Items listed in a dataset
------------------------------
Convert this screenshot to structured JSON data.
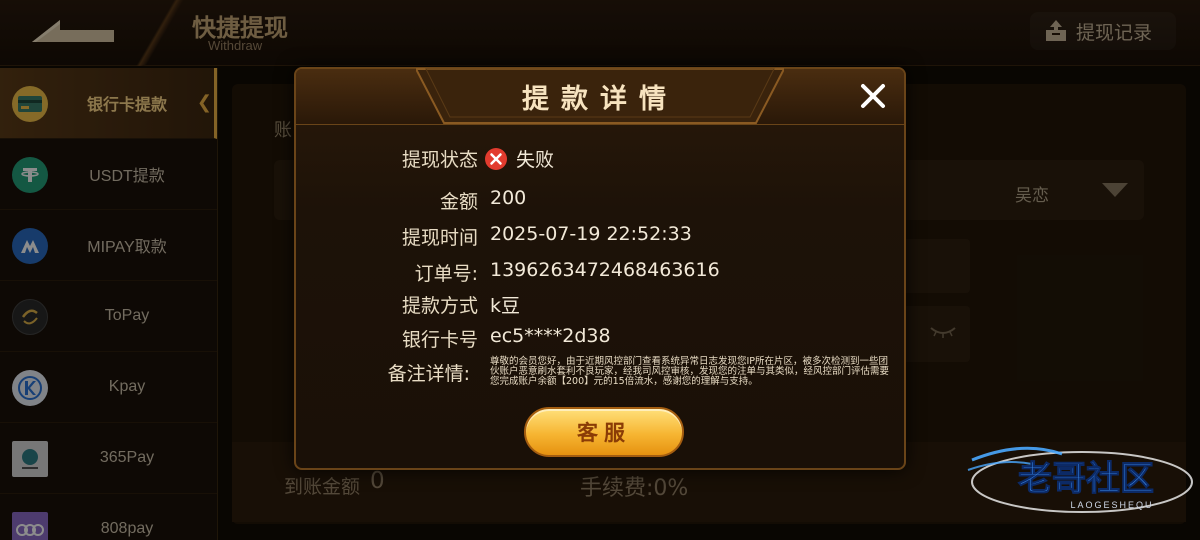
{
  "header": {
    "title_cn": "快捷提现",
    "title_en": "Withdraw",
    "records_label": "提现记录"
  },
  "sidebar": {
    "items": [
      {
        "label": "银行卡提款",
        "icon": "bank-card-icon",
        "color": "#f3c14a",
        "active": true
      },
      {
        "label": "USDT提款",
        "icon": "tether-icon",
        "color": "#26a17b",
        "active": false
      },
      {
        "label": "MIPAY取款",
        "icon": "mipay-icon",
        "color": "#2b6cc4",
        "active": false
      },
      {
        "label": "ToPay",
        "icon": "topay-icon",
        "color": "#2a2a2a",
        "active": false
      },
      {
        "label": "Kpay",
        "icon": "kpay-icon",
        "color": "#2a74d8",
        "active": false
      },
      {
        "label": "365Pay",
        "icon": "365pay-icon",
        "color": "#d9d9d9",
        "active": false
      },
      {
        "label": "808pay",
        "icon": "808pay-icon",
        "color": "#8c6cc8",
        "active": false
      }
    ]
  },
  "main": {
    "account_label": "账",
    "name_value": "吴恋",
    "arrival_label": "到账金额",
    "arrival_value": "0",
    "fee_label": "手续费:0%"
  },
  "modal": {
    "title": "提款详情",
    "rows": {
      "status": {
        "label": "提现状态",
        "value": "失败"
      },
      "amount": {
        "label": "金额",
        "value": "200"
      },
      "time": {
        "label": "提现时间",
        "value": "2025-07-19 22:52:33"
      },
      "order": {
        "label": "订单号:",
        "value": "1396263472468463616"
      },
      "method": {
        "label": "提款方式",
        "value": "k豆"
      },
      "card": {
        "label": "银行卡号",
        "value": "ec5****2d38"
      },
      "remark": {
        "label": "备注详情:",
        "value": "尊敬的会员您好，由于近期风控部门查看系统异常日志发现您IP所在片区，被多次检测到一些团伙账户恶意刷水套利不良玩家，经我司风控审核，发现您的注单与其类似，经风控部门评估需要您完成账户余额【200】元的15倍流水，感谢您的理解与支持。"
      }
    },
    "service_label": "客服"
  },
  "watermark": {
    "text": "老哥社区",
    "sub": "LAOGESHEQU"
  },
  "colors": {
    "accent": "#f0b445",
    "button": "#f6b532",
    "fail": "#e23b2e"
  }
}
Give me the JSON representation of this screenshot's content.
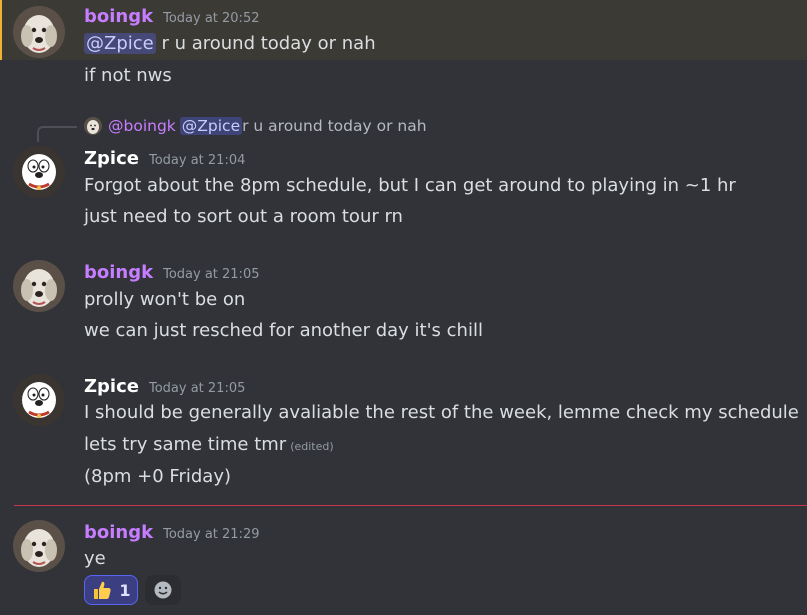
{
  "colors": {
    "boingk_name": "#c77dff",
    "zpice_name": "#ffffff",
    "text": "#dbdee1",
    "timestamp": "#949ba4",
    "highlight_bg": "#3c3a35",
    "new_divider": "#c8324a",
    "reaction_bg": "#3b3f82"
  },
  "messages": [
    {
      "author": "boingk",
      "time": "Today at 20:52",
      "lines": [
        {
          "mention": "@Zpice",
          "text": " r u around today or nah"
        },
        {
          "text": "if not nws"
        }
      ]
    },
    {
      "reply": {
        "author": "@boingk",
        "mention": "@Zpice",
        "text": " r u around today or nah"
      },
      "author": "Zpice",
      "time": "Today at 21:04",
      "lines": [
        {
          "text": "Forgot about the 8pm schedule, but I can get around to playing in ~1 hr"
        },
        {
          "text": "just need to sort out a room tour rn"
        }
      ]
    },
    {
      "author": "boingk",
      "time": "Today at 21:05",
      "lines": [
        {
          "text": "prolly won't be on"
        },
        {
          "text": "we can just resched for another day it's chill"
        }
      ]
    },
    {
      "author": "Zpice",
      "time": "Today at 21:05",
      "lines": [
        {
          "text": "I should be generally avaliable the rest of the week, lemme check my schedule"
        },
        {
          "text": "lets try same time tmr",
          "edited": "(edited)"
        },
        {
          "text": "(8pm +0 Friday)"
        }
      ]
    },
    {
      "author": "boingk",
      "time": "Today at 21:29",
      "lines": [
        {
          "text": "ye"
        }
      ],
      "reactions": [
        {
          "emoji": "thumbs-up-icon",
          "count": "1"
        }
      ]
    }
  ]
}
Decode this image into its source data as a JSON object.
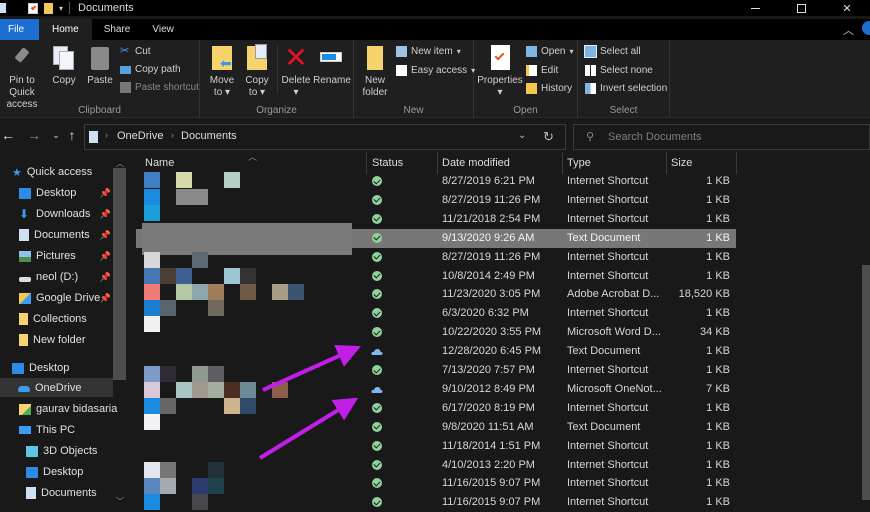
{
  "window": {
    "title": "Documents",
    "controls": {
      "minimize": "—",
      "maximize": "☐",
      "close": "✕"
    }
  },
  "ribbon_tabs": [
    {
      "label": "File"
    },
    {
      "label": "Home"
    },
    {
      "label": "Share"
    },
    {
      "label": "View"
    }
  ],
  "ribbon": {
    "clipboard": {
      "label": "Clipboard",
      "pin": "Pin to Quick access",
      "pin_line1": "Pin to Quick",
      "pin_line2": "access",
      "copy": "Copy",
      "paste": "Paste",
      "cut": "Cut",
      "copy_path": "Copy path",
      "paste_shortcut": "Paste shortcut"
    },
    "organize": {
      "label": "Organize",
      "move_to": "Move",
      "move_to2": "to",
      "copy_to": "Copy",
      "copy_to2": "to",
      "delete": "Delete",
      "rename": "Rename"
    },
    "new": {
      "label": "New",
      "new_folder1": "New",
      "new_folder2": "folder",
      "new_item": "New item",
      "easy_access": "Easy access"
    },
    "open": {
      "label": "Open",
      "properties": "Properties",
      "open": "Open",
      "edit": "Edit",
      "history": "History"
    },
    "select": {
      "label": "Select",
      "select_all": "Select all",
      "select_none": "Select none",
      "invert": "Invert selection"
    }
  },
  "navigation": {
    "breadcrumb": [
      "OneDrive",
      "Documents"
    ],
    "search_placeholder": "Search Documents"
  },
  "sidebar": {
    "quick_access": "Quick access",
    "items": [
      {
        "label": "Desktop",
        "pinned": true
      },
      {
        "label": "Downloads",
        "pinned": true
      },
      {
        "label": "Documents",
        "pinned": true
      },
      {
        "label": "Pictures",
        "pinned": true
      },
      {
        "label": "neol (D:)",
        "pinned": true
      },
      {
        "label": "Google Drive",
        "pinned": true
      },
      {
        "label": "Collections",
        "pinned": false
      },
      {
        "label": "New folder",
        "pinned": false
      }
    ],
    "tree": [
      {
        "label": "Desktop"
      },
      {
        "label": "OneDrive",
        "selected": true
      },
      {
        "label": "gaurav bidasaria"
      },
      {
        "label": "This PC"
      },
      {
        "label": "3D Objects"
      },
      {
        "label": "Desktop"
      },
      {
        "label": "Documents"
      }
    ]
  },
  "columns": {
    "name": "Name",
    "status": "Status",
    "date": "Date modified",
    "type": "Type",
    "size": "Size"
  },
  "files": [
    {
      "status": "synced",
      "date": "8/27/2019 6:21 PM",
      "type": "Internet Shortcut",
      "size": "1 KB"
    },
    {
      "status": "synced",
      "date": "8/27/2019 11:26 PM",
      "type": "Internet Shortcut",
      "size": "1 KB"
    },
    {
      "status": "synced",
      "date": "11/21/2018 2:54 PM",
      "type": "Internet Shortcut",
      "size": "1 KB"
    },
    {
      "status": "synced",
      "date": "9/13/2020 9:26 AM",
      "type": "Text Document",
      "size": "1 KB",
      "selected": true
    },
    {
      "status": "synced",
      "date": "8/27/2019 11:26 PM",
      "type": "Internet Shortcut",
      "size": "1 KB"
    },
    {
      "status": "synced",
      "date": "10/8/2014 2:49 PM",
      "type": "Internet Shortcut",
      "size": "1 KB"
    },
    {
      "status": "synced",
      "date": "11/23/2020 3:05 PM",
      "type": "Adobe Acrobat D...",
      "size": "18,520 KB"
    },
    {
      "status": "synced",
      "date": "6/3/2020 6:32 PM",
      "type": "Internet Shortcut",
      "size": "1 KB"
    },
    {
      "status": "synced",
      "date": "10/22/2020 3:55 PM",
      "type": "Microsoft Word D...",
      "size": "34 KB"
    },
    {
      "status": "cloud",
      "date": "12/28/2020 6:45 PM",
      "type": "Text Document",
      "size": "1 KB"
    },
    {
      "status": "synced",
      "date": "7/13/2020 7:57 PM",
      "type": "Internet Shortcut",
      "size": "1 KB"
    },
    {
      "status": "cloud",
      "date": "9/10/2012 8:49 PM",
      "type": "Microsoft OneNot...",
      "size": "7 KB"
    },
    {
      "status": "synced",
      "date": "6/17/2020 8:19 PM",
      "type": "Internet Shortcut",
      "size": "1 KB"
    },
    {
      "status": "synced",
      "date": "9/8/2020 11:51 AM",
      "type": "Text Document",
      "size": "1 KB"
    },
    {
      "status": "synced",
      "date": "11/18/2014 1:51 PM",
      "type": "Internet Shortcut",
      "size": "1 KB"
    },
    {
      "status": "synced",
      "date": "4/10/2013 2:20 PM",
      "type": "Internet Shortcut",
      "size": "1 KB"
    },
    {
      "status": "synced",
      "date": "11/16/2015 9:07 PM",
      "type": "Internet Shortcut",
      "size": "1 KB"
    },
    {
      "status": "synced",
      "date": "11/16/2015 9:07 PM",
      "type": "Internet Shortcut",
      "size": "1 KB"
    }
  ],
  "colors": {
    "accent": "#1a6fd0",
    "annotation_arrow": "#c21ee8",
    "synced": "#8fd19a",
    "cloud": "#7fb8f0",
    "selected_row": "#777777"
  }
}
------------------------------
◆ YOUR GOAL ◆
Check each line above for the word "schedule" and say how many have it, with nothing else.

◆ SOLUTION TO THIS EXERCISE ◆
2